[Stored entries]

* * * * * * * * *

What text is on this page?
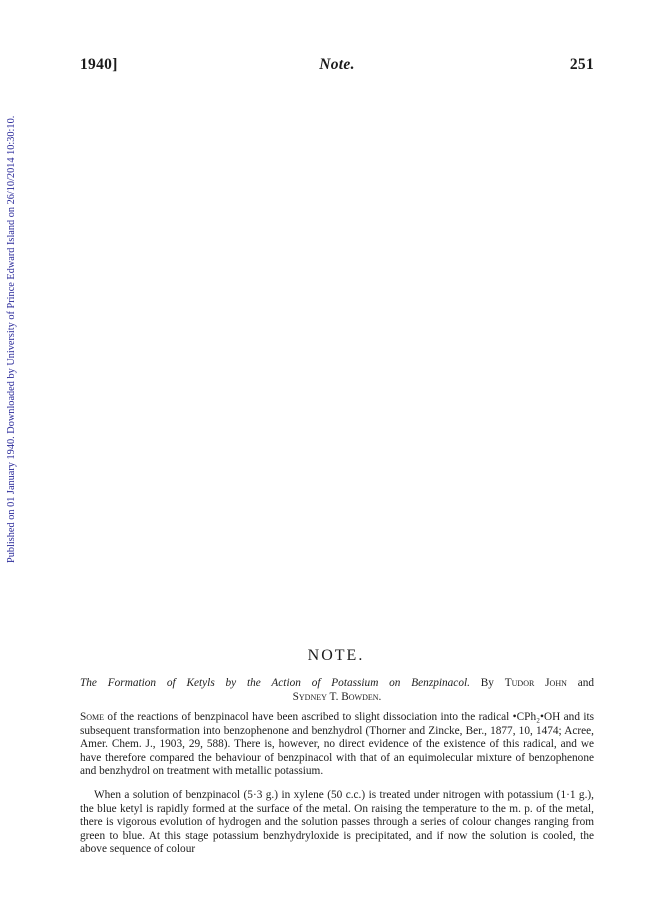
1940]	Note.	251
Published on 01 January 1940. Downloaded by University of Prince Edward Island on 26/10/2014 10:30:10.
NOTE.
The Formation of Ketyls by the Action of Potassium on Benzpinacol. By Tudor John and
Sydney T. Bowden.
Some of the reactions of benzpinacol have been ascribed to slight dissociation into the radical •CPh₂•OH and its subsequent transformation into benzophenone and benzhydrol (Thorner and Zincke, Ber., 1877, 10, 1474; Acree, Amer. Chem. J., 1903, 29, 588). There is, however, no direct evidence of the existence of this radical, and we have therefore compared the behaviour of benzpinacol with that of an equimolecular mixture of benzophenone and benzhydrol on treatment with metallic potassium.
When a solution of benzpinacol (5·3 g.) in xylene (50 c.c.) is treated under nitrogen with potassium (1·1 g.), the blue ketyl is rapidly formed at the surface of the metal. On raising the temperature to the m. p. of the metal, there is vigorous evolution of hydrogen and the solution passes through a series of colour changes ranging from green to blue. At this stage potassium benzhydryloxide is precipitated, and if now the solution is cooled, the above sequence of colour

* * * * * * * * *

Short problem: Without including any pictures, output all the entries above exactly.

The completed task:
What text is on this page?
1940]	Note.	251
Published on 01 January 1940. Downloaded by University of Prince Edward Island on 26/10/2014 10:30:10.
NOTE.
The Formation of Ketyls by the Action of Potassium on Benzpinacol. By Tudor John and
Sydney T. Bowden.
Some of the reactions of benzpinacol have been ascribed to slight dissociation into the radical •CPh₂•OH and its subsequent transformation into benzophenone and benzhydrol (Thorner and Zincke, Ber., 1877, 10, 1474; Acree, Amer. Chem. J., 1903, 29, 588). There is, however, no direct evidence of the existence of this radical, and we have therefore compared the behaviour of benzpinacol with that of an equimolecular mixture of benzophenone and benzhydrol on treatment with metallic potassium.
When a solution of benzpinacol (5·3 g.) in xylene (50 c.c.) is treated under nitrogen with potassium (1·1 g.), the blue ketyl is rapidly formed at the surface of the metal. On raising the temperature to the m. p. of the metal, there is vigorous evolution of hydrogen and the solution passes through a series of colour changes ranging from green to blue. At this stage potassium benzhydryloxide is precipitated, and if now the solution is cooled, the above sequence of colour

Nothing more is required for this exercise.